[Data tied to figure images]
____________________

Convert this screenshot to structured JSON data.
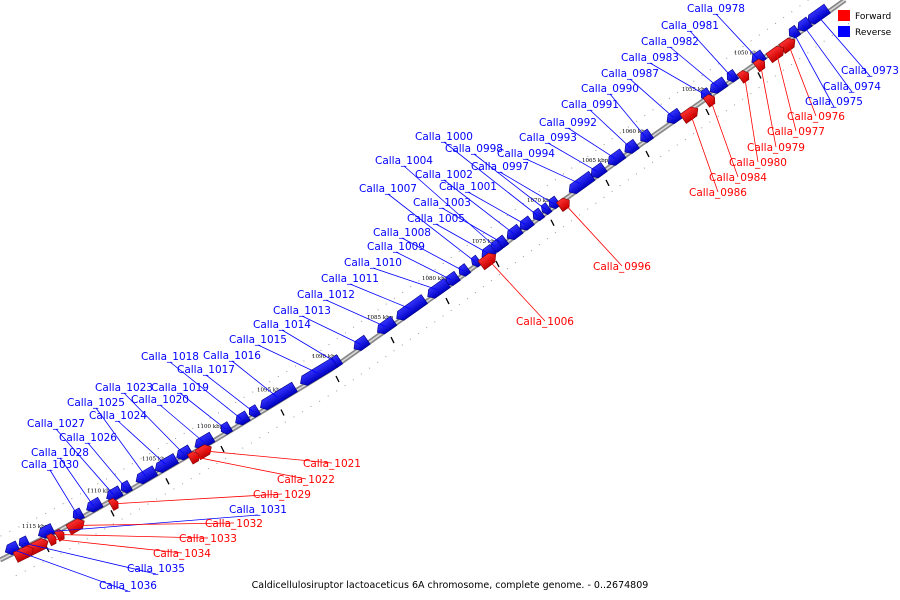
{
  "caption": "Caldicellulosiruptor lactoaceticus 6A chromosome, complete genome. - 0..2674809",
  "legend": [
    {
      "label": "Forward",
      "color": "#ff0000"
    },
    {
      "label": "Reverse",
      "color": "#0000ff"
    }
  ],
  "colors": {
    "forward": "#ff0000",
    "reverse": "#0000ff",
    "backbone": "#999999"
  },
  "kbp_ticks": [
    "1050 kbp",
    "1055 kbp",
    "1060 kbp",
    "1065 kbp",
    "1070 kbp",
    "1075 kbp",
    "1080 kbp",
    "1085 kbp",
    "1090 kbp",
    "1095 kbp",
    "1100 kbp",
    "1105 kbp",
    "1110 kbp",
    "1115 kbp"
  ],
  "reverse_genes": [
    "Calla_0973",
    "Calla_0974",
    "Calla_0975",
    "Calla_0978",
    "Calla_0981",
    "Calla_0982",
    "Calla_0983",
    "Calla_0987",
    "Calla_0990",
    "Calla_0991",
    "Calla_0992",
    "Calla_0993",
    "Calla_0994",
    "Calla_0997",
    "Calla_0998",
    "Calla_1000",
    "Calla_1001",
    "Calla_1002",
    "Calla_1003",
    "Calla_1004",
    "Calla_1005",
    "Calla_1007",
    "Calla_1008",
    "Calla_1009",
    "Calla_1010",
    "Calla_1011",
    "Calla_1012",
    "Calla_1013",
    "Calla_1014",
    "Calla_1015",
    "Calla_1016",
    "Calla_1017",
    "Calla_1018",
    "Calla_1019",
    "Calla_1020",
    "Calla_1023",
    "Calla_1024",
    "Calla_1025",
    "Calla_1026",
    "Calla_1027",
    "Calla_1028",
    "Calla_1030",
    "Calla_1031",
    "Calla_1035",
    "Calla_1036"
  ],
  "forward_genes": [
    "Calla_0976",
    "Calla_0977",
    "Calla_0979",
    "Calla_0980",
    "Calla_0984",
    "Calla_0986",
    "Calla_0996",
    "Calla_1006",
    "Calla_1021",
    "Calla_1022",
    "Calla_1029",
    "Calla_1032",
    "Calla_1033",
    "Calla_1034"
  ]
}
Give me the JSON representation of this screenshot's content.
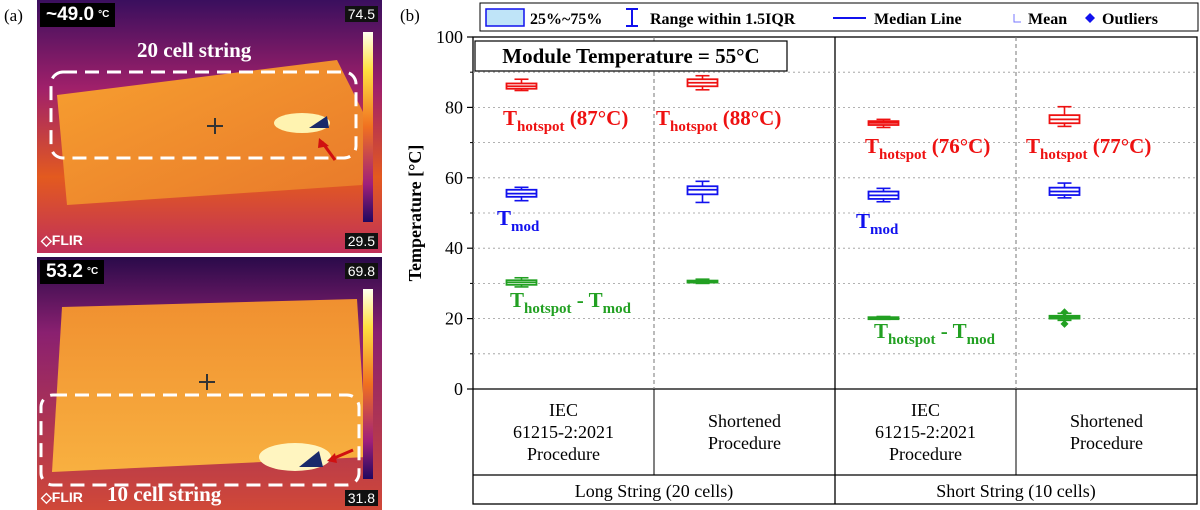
{
  "panels": {
    "a": "(a)",
    "b": "(b)"
  },
  "thermal_images": [
    {
      "readout": "~49.0",
      "unit": "°C",
      "max": "74.5",
      "min": "29.5",
      "brand": "FLIR",
      "caption": "20 cell string"
    },
    {
      "readout": "53.2",
      "unit": "°C",
      "max": "69.8",
      "min": "31.8",
      "brand": "FLIR",
      "caption": "10 cell string"
    }
  ],
  "chart_data": {
    "type": "box",
    "title": "Module Temperature = 55°C",
    "ylabel": "Temperature [°C]",
    "ylim": [
      0,
      100
    ],
    "yticks": [
      0,
      20,
      40,
      60,
      80,
      100
    ],
    "grid": true,
    "categories": [
      "IEC 61215-2:2021 Procedure",
      "Shortened Procedure",
      "IEC 61215-2:2021 Procedure",
      "Shortened Procedure"
    ],
    "category_lines": [
      [
        "IEC",
        "61215-2:2021",
        "Procedure"
      ],
      [
        "Shortened",
        "Procedure"
      ],
      [
        "IEC",
        "61215-2:2021",
        "Procedure"
      ],
      [
        "Shortened",
        "Procedure"
      ]
    ],
    "groups": [
      "Long String (20 cells)",
      "Short String (10 cells)"
    ],
    "legend": {
      "position": "top",
      "items": [
        "25%~75%",
        "Range within 1.5IQR",
        "Median Line",
        "Mean",
        "Outliers"
      ]
    },
    "series": [
      {
        "name": "Thotspot",
        "color": "#ee1111",
        "boxes": [
          {
            "whisker_low": 84.8,
            "q1": 85.3,
            "median": 86.0,
            "q3": 86.8,
            "whisker_high": 88.0
          },
          {
            "whisker_low": 85.0,
            "q1": 86.0,
            "median": 87.0,
            "q3": 88.0,
            "whisker_high": 89.0
          },
          {
            "whisker_low": 74.3,
            "q1": 75.0,
            "median": 75.6,
            "q3": 76.1,
            "whisker_high": 76.6
          },
          {
            "whisker_low": 74.6,
            "q1": 75.5,
            "median": 76.6,
            "q3": 77.8,
            "whisker_high": 80.2
          }
        ]
      },
      {
        "name": "Tmod",
        "color": "#1111ee",
        "boxes": [
          {
            "whisker_low": 53.5,
            "q1": 54.6,
            "median": 55.5,
            "q3": 56.6,
            "whisker_high": 57.3
          },
          {
            "whisker_low": 53.0,
            "q1": 55.3,
            "median": 56.6,
            "q3": 57.6,
            "whisker_high": 59.0
          },
          {
            "whisker_low": 53.2,
            "q1": 54.0,
            "median": 55.0,
            "q3": 56.1,
            "whisker_high": 57.0
          },
          {
            "whisker_low": 54.3,
            "q1": 55.1,
            "median": 56.1,
            "q3": 57.2,
            "whisker_high": 58.5
          }
        ]
      },
      {
        "name": "Thotspot - Tmod",
        "color": "#22a022",
        "boxes": [
          {
            "whisker_low": 29.0,
            "q1": 29.6,
            "median": 30.3,
            "q3": 30.9,
            "whisker_high": 31.6
          },
          {
            "whisker_low": 30.0,
            "q1": 30.3,
            "median": 30.5,
            "q3": 30.8,
            "whisker_high": 31.2
          },
          {
            "whisker_low": 19.8,
            "q1": 20.0,
            "median": 20.2,
            "q3": 20.4,
            "whisker_high": 20.6
          },
          {
            "whisker_low": 19.5,
            "q1": 20.0,
            "median": 20.4,
            "q3": 20.8,
            "whisker_high": 21.5
          }
        ],
        "outliers": [
          [
            3,
            18.5
          ],
          [
            3,
            21.8
          ]
        ]
      }
    ],
    "annotations": [
      {
        "series": 0,
        "category": 0,
        "main": "T",
        "sub": "hotspot",
        "suffix": " (87°C)"
      },
      {
        "series": 0,
        "category": 1,
        "main": "T",
        "sub": "hotspot",
        "suffix": " (88°C)"
      },
      {
        "series": 0,
        "category": 2,
        "main": "T",
        "sub": "hotspot",
        "suffix": " (76°C)"
      },
      {
        "series": 0,
        "category": 3,
        "main": "T",
        "sub": "hotspot",
        "suffix": " (77°C)"
      },
      {
        "series": 1,
        "category": 0,
        "main": "T",
        "sub": "mod",
        "suffix": ""
      },
      {
        "series": 1,
        "category": 2,
        "main": "T",
        "sub": "mod",
        "suffix": ""
      },
      {
        "series": 2,
        "category": 0,
        "main": "T",
        "sub": "hotspot",
        "suffix": " - T",
        "sub2": "mod"
      },
      {
        "series": 2,
        "category": 2,
        "main": "T",
        "sub": "hotspot",
        "suffix": " - T",
        "sub2": "mod"
      }
    ]
  }
}
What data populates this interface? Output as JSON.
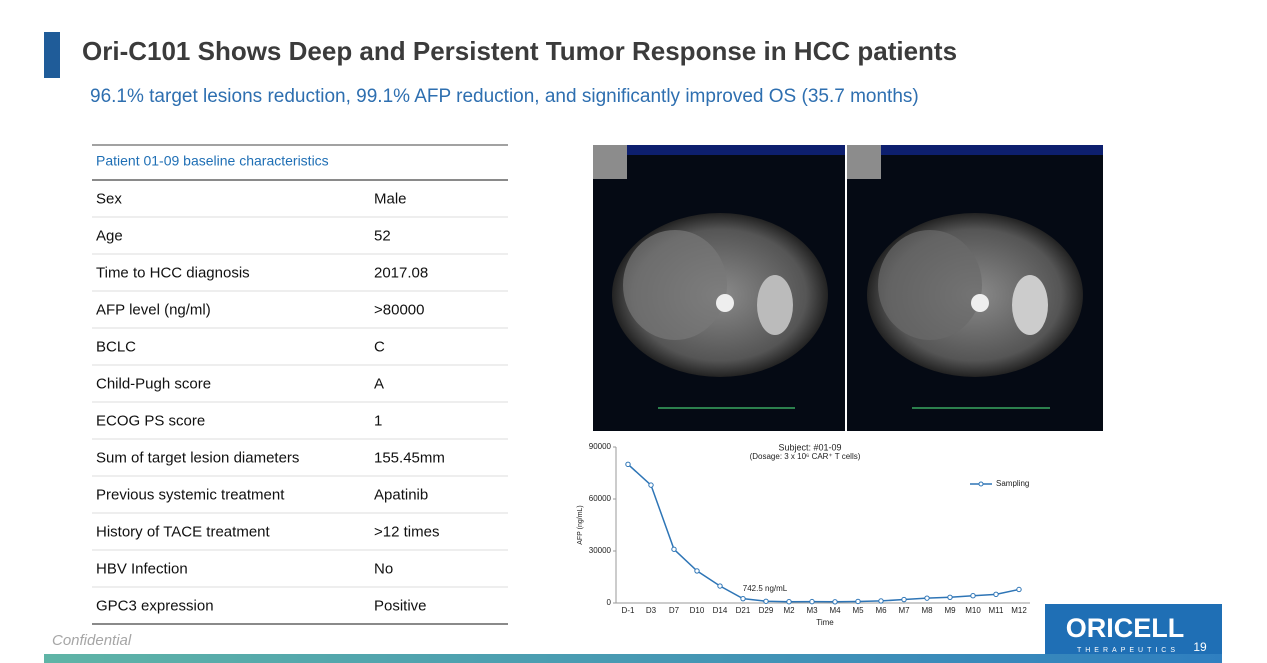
{
  "header": {
    "title": "Ori-C101 Shows Deep and Persistent Tumor Response in HCC patients",
    "subtitle": "96.1% target lesions reduction, 99.1% AFP reduction, and significantly improved OS (35.7 months)"
  },
  "table": {
    "header": "Patient 01-09 baseline characteristics",
    "rows": [
      [
        "Sex",
        "Male"
      ],
      [
        "Age",
        "52"
      ],
      [
        "Time to HCC diagnosis",
        "2017.08"
      ],
      [
        "AFP level (ng/ml)",
        ">80000"
      ],
      [
        "BCLC",
        "C"
      ],
      [
        "Child-Pugh score",
        "A"
      ],
      [
        "ECOG PS score",
        "1"
      ],
      [
        "Sum of target lesion diameters",
        "155.45mm"
      ],
      [
        "Previous systemic treatment",
        "Apatinib"
      ],
      [
        "History of TACE treatment",
        ">12 times"
      ],
      [
        "HBV Infection",
        "No"
      ],
      [
        "GPC3 expression",
        "Positive"
      ]
    ]
  },
  "chart_data": {
    "type": "line",
    "title": "Subject: #01-09",
    "subtitle": "(Dosage: 3 x 10⁶ CAR⁺ T cells)",
    "x_label": "Time",
    "y_label": "AFP (ng/mL)",
    "annotation": "742.5 ng/mL",
    "categories": [
      "D-1",
      "D3",
      "D7",
      "D10",
      "D14",
      "D21",
      "D29",
      "M2",
      "M3",
      "M4",
      "M5",
      "M6",
      "M7",
      "M8",
      "M9",
      "M10",
      "M11",
      "M12"
    ],
    "series": [
      {
        "name": "Sampling",
        "color": "#2e75b6",
        "values": [
          80000,
          68000,
          31000,
          18500,
          9800,
          2500,
          1000,
          742.5,
          800,
          700,
          900,
          1200,
          2000,
          2800,
          3300,
          4200,
          5000,
          7800
        ]
      }
    ],
    "ylim": [
      0,
      90000
    ],
    "yticks": [
      0,
      30000,
      60000,
      90000
    ],
    "legend": "upper right",
    "grid": false
  },
  "footer": {
    "confidential": "Confidential",
    "logo": "ORICELL",
    "logo_sub": "THERAPEUTICS",
    "page": "19"
  }
}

____________________

Task details> Take every line from the records that holds "subtitle" and copy it down.

Solution for this exercise>
    "subtitle": "96.1% target lesions reduction, 99.1% AFP reduction, and significantly improved OS (35.7 months)"
    "subtitle": "(Dosage: 3 x 10⁶ CAR⁺ T cells)",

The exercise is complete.